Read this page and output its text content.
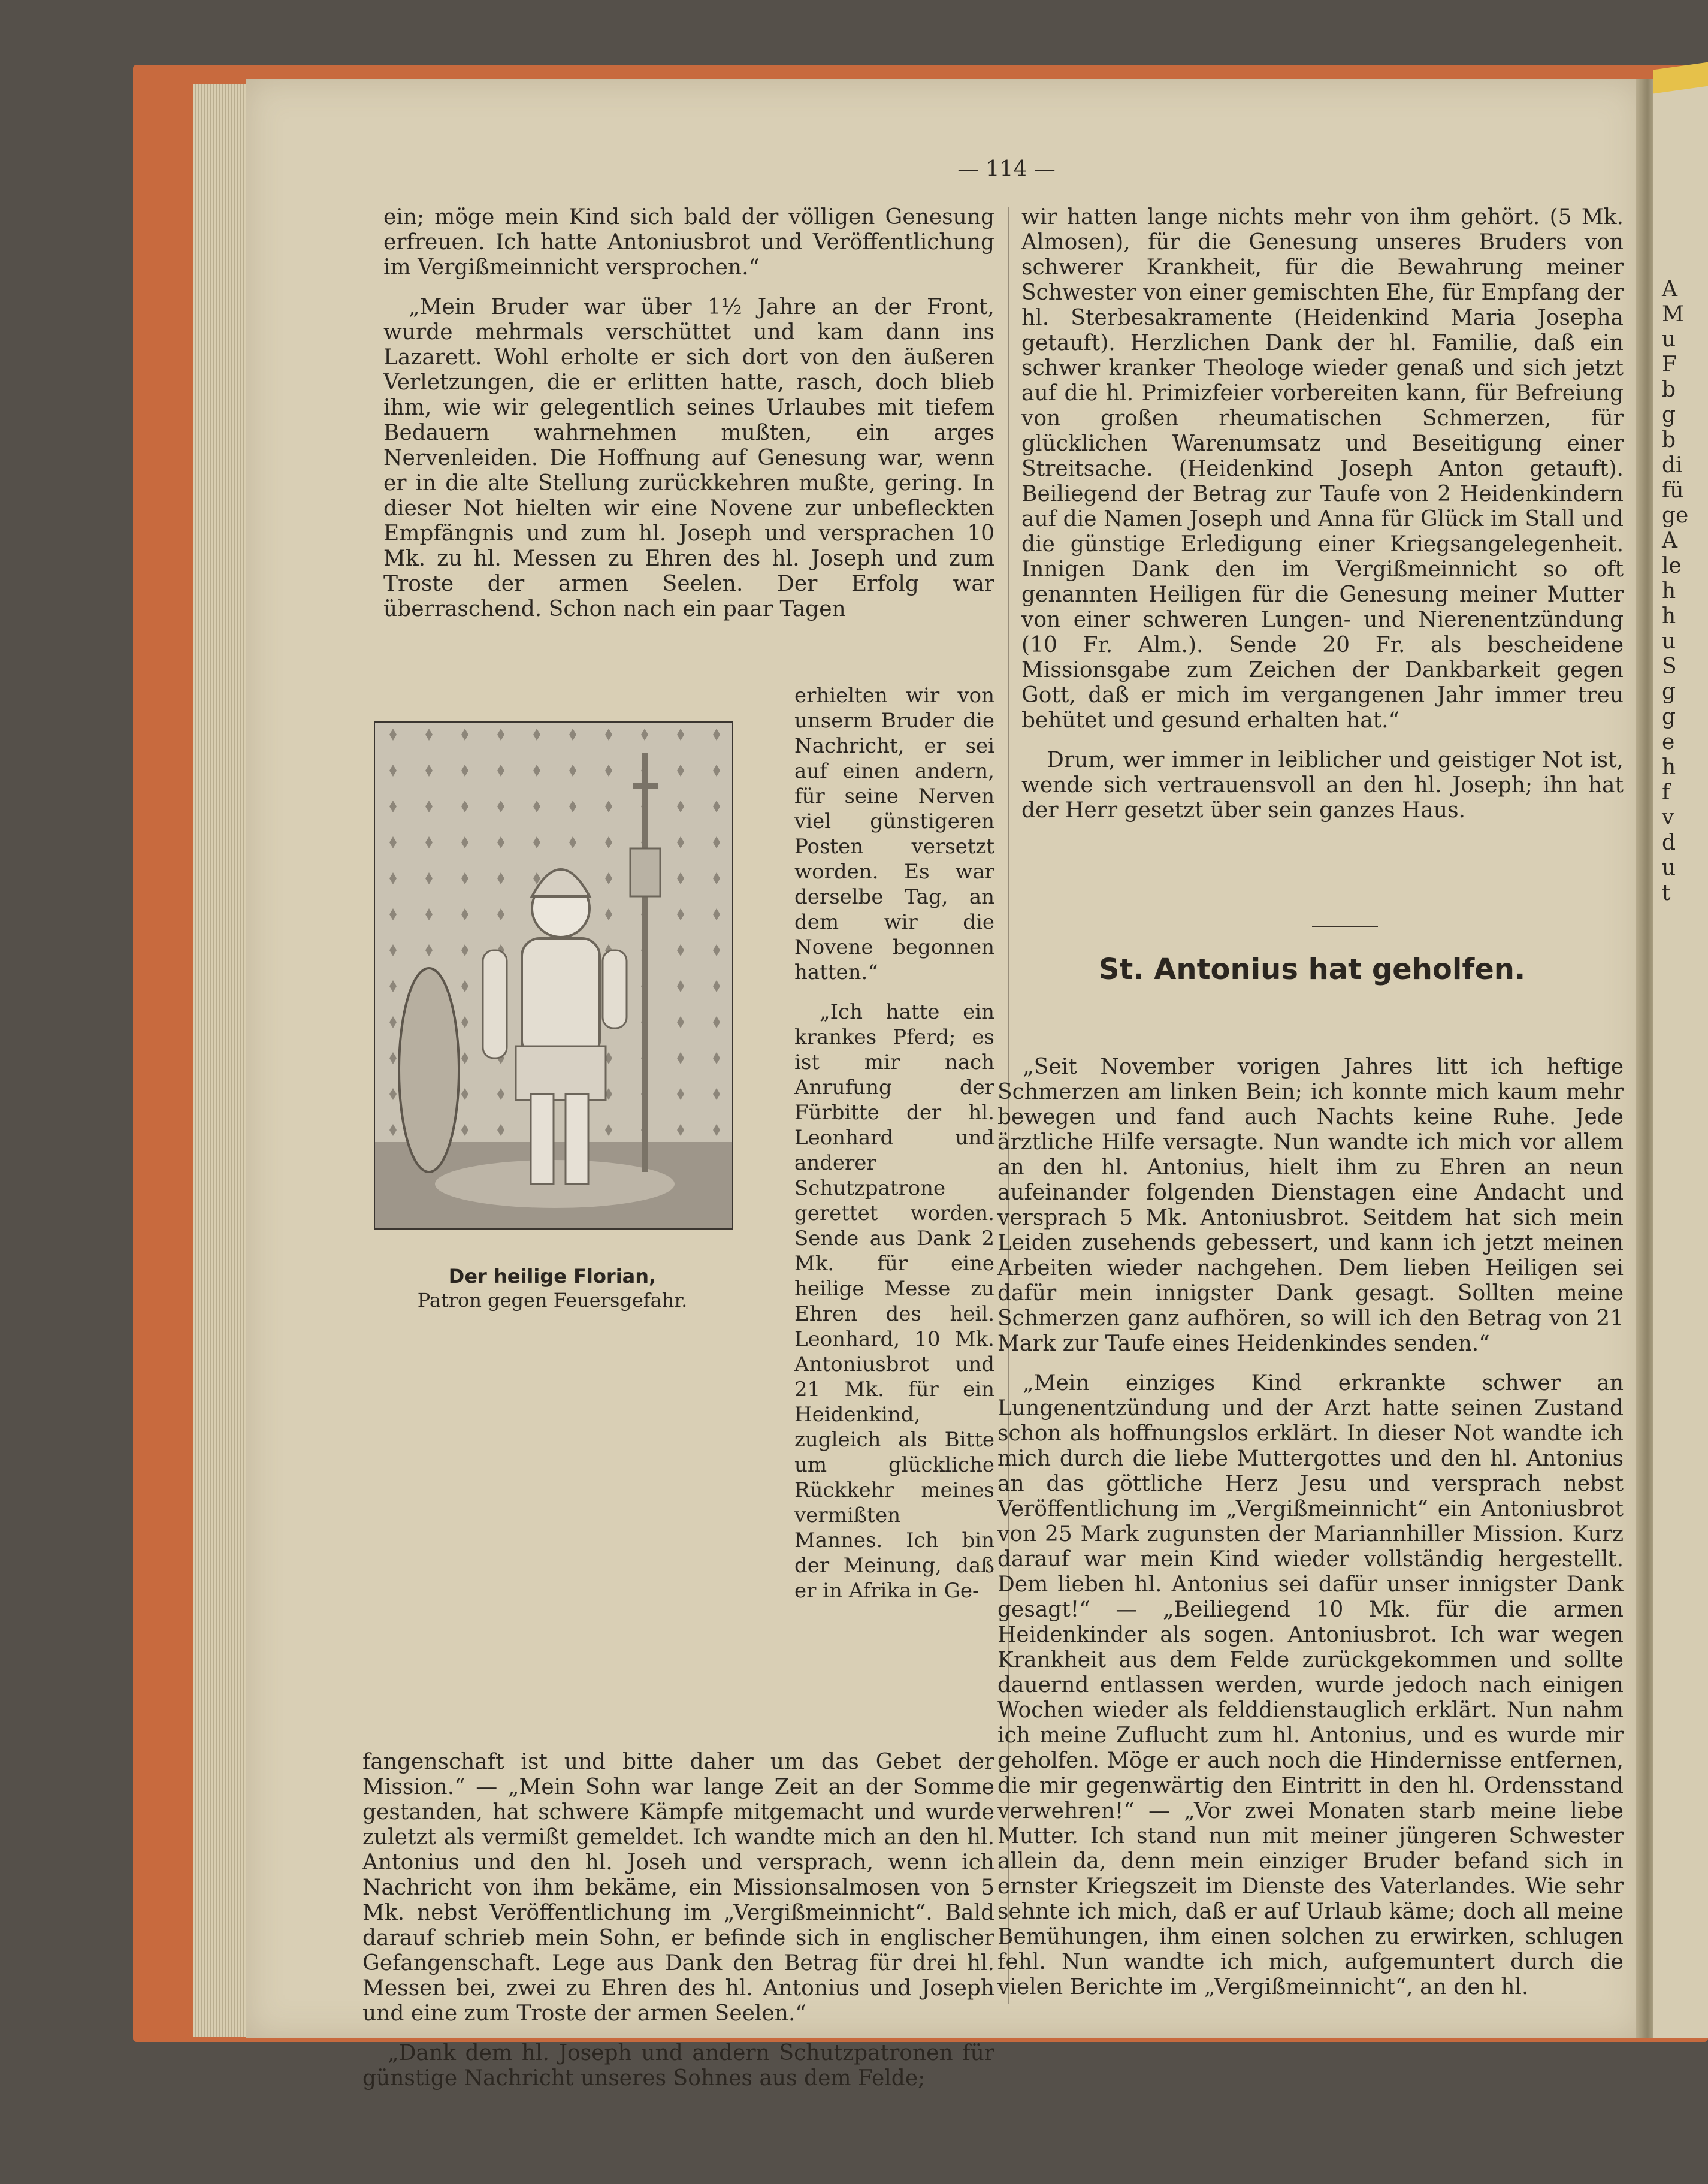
A
M
u
F
b
g
b
di
fü
ge
A
le
h
h
u
S
g
g
e
h
f
v
d
u
t
— 114 —

ein; möge mein Kind sich bald der völligen Genesung erfreuen. Ich hatte Antoniusbrot und Veröffentlichung im Vergißmeinnicht versprochen.“

„Mein Bruder war über 1½ Jahre an der Front, wurde mehrmals verschüttet und kam dann ins Lazarett. Wohl erholte er sich dort von den äußeren Verletzungen, die er erlitten hatte, rasch, doch blieb ihm, wie wir gelegentlich seines Urlaubes mit tiefem Bedauern wahrnehmen mußten, ein arges Nervenleiden. Die Hoffnung auf Genesung war, wenn er in die alte Stellung zurückkehren mußte, gering. In dieser Not hielten wir eine Novene zur unbefleckten Empfängnis und zum hl. Joseph und versprachen 10 Mk. zu hl. Messen zu Ehren des hl. Joseph und zum Troste der armen Seelen. Der Erfolg war überraschend. Schon nach ein paar Tagen

Der heilige Florian,
Patron gegen Feuersgefahr.

erhielten wir von unserm Bruder die Nachricht, er sei auf einen andern, für seine Nerven viel günstigeren Posten versetzt worden. Es war derselbe Tag, an dem wir die Novene begonnen hatten.“

„Ich hatte ein krankes Pferd; es ist mir nach Anrufung der Fürbitte der hl. Leonhard und anderer Schutzpatrone gerettet worden. Sende aus Dank 2 Mk. für eine heilige Messe zu Ehren des heil. Leonhard, 10 Mk. Antoniusbrot und 21 Mk. für ein Heidenkind, zugleich als Bitte um glückliche Rückkehr meines vermißten Mannes. Ich bin der Meinung, daß er in Afrika in Ge-

fangenschaft ist und bitte daher um das Gebet der Mission.“ — „Mein Sohn war lange Zeit an der Somme gestanden, hat schwere Kämpfe mitgemacht und wurde zuletzt als vermißt gemeldet. Ich wandte mich an den hl. Antonius und den hl. Joseh und versprach, wenn ich Nachricht von ihm bekäme, ein Missionsalmosen von 5 Mk. nebst Veröffentlichung im „Vergißmeinnicht“. Bald darauf schrieb mein Sohn, er befinde sich in englischer Gefangenschaft. Lege aus Dank den Betrag für drei hl. Messen bei, zwei zu Ehren des hl. Antonius und Joseph und eine zum Troste der armen Seelen.“

„Dank dem hl. Joseph und andern Schutzpatronen für günstige Nachricht unseres Sohnes aus dem Felde;

wir hatten lange nichts mehr von ihm gehört. (5 Mk. Almosen), für die Genesung unseres Bruders von schwerer Krankheit, für die Bewahrung meiner Schwester von einer gemischten Ehe, für Empfang der hl. Sterbesakramente (Heidenkind Maria Josepha getauft). Herzlichen Dank der hl. Familie, daß ein schwer kranker Theologe wieder genaß und sich jetzt auf die hl. Primizfeier vorbereiten kann, für Befreiung von großen rheumatischen Schmerzen, für glücklichen Warenumsatz und Beseitigung einer Streitsache. (Heidenkind Joseph Anton getauft). Beiliegend der Betrag zur Taufe von 2 Heidenkindern auf die Namen Joseph und Anna für Glück im Stall und die günstige Erledigung einer Kriegsangelegenheit. Innigen Dank den im Vergißmeinnicht so oft genannten Heiligen für die Genesung meiner Mutter von einer schweren Lungen- und Nierenentzündung (10 Fr. Alm.). Sende 20 Fr. als bescheidene Missionsgabe zum Zeichen der Dankbarkeit gegen Gott, daß er mich im vergangenen Jahr immer treu behütet und gesund erhalten hat.“

Drum, wer immer in leiblicher und geistiger Not ist, wende sich vertrauensvoll an den hl. Joseph; ihn hat der Herr gesetzt über sein ganzes Haus.

St. Antonius hat geholfen.

„Seit November vorigen Jahres litt ich heftige Schmerzen am linken Bein; ich konnte mich kaum mehr bewegen und fand auch Nachts keine Ruhe. Jede ärztliche Hilfe versagte. Nun wandte ich mich vor allem an den hl. Antonius, hielt ihm zu Ehren an neun aufeinander folgenden Dienstagen eine Andacht und versprach 5 Mk. Antoniusbrot. Seitdem hat sich mein Leiden zusehends gebessert, und kann ich jetzt meinen Arbeiten wieder nachgehen. Dem lieben Heiligen sei dafür mein innigster Dank gesagt. Sollten meine Schmerzen ganz aufhören, so will ich den Betrag von 21 Mark zur Taufe eines Heidenkindes senden.“

„Mein einziges Kind erkrankte schwer an Lungenentzündung und der Arzt hatte seinen Zustand schon als hoffnungslos erklärt. In dieser Not wandte ich mich durch die liebe Muttergottes und den hl. Antonius an das göttliche Herz Jesu und versprach nebst Veröffentlichung im „Vergißmeinnicht“ ein Antoniusbrot von 25 Mark zugunsten der Mariannhiller Mission. Kurz darauf war mein Kind wieder vollständig hergestellt. Dem lieben hl. Antonius sei dafür unser innigster Dank gesagt!“ — „Beiliegend 10 Mk. für die armen Heidenkinder als sogen. Antoniusbrot. Ich war wegen Krankheit aus dem Felde zurückgekommen und sollte dauernd entlassen werden, wurde jedoch nach einigen Wochen wieder als felddienstauglich erklärt. Nun nahm ich meine Zuflucht zum hl. Antonius, und es wurde mir geholfen. Möge er auch noch die Hindernisse entfernen, die mir gegenwärtig den Eintritt in den hl. Ordensstand verwehren!“ — „Vor zwei Monaten starb meine liebe Mutter. Ich stand nun mit meiner jüngeren Schwester allein da, denn mein einziger Bruder befand sich in ernster Kriegszeit im Dienste des Vaterlandes. Wie sehr sehnte ich mich, daß er auf Urlaub käme; doch all meine Bemühungen, ihm einen solchen zu erwirken, schlugen fehl. Nun wandte ich mich, aufgemuntert durch die vielen Berichte im „Vergißmeinnicht“, an den hl.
::::::::::
(To do) Only the number is wanted: how many lines in the entries above contain the string "andern"?

(Task answer) 2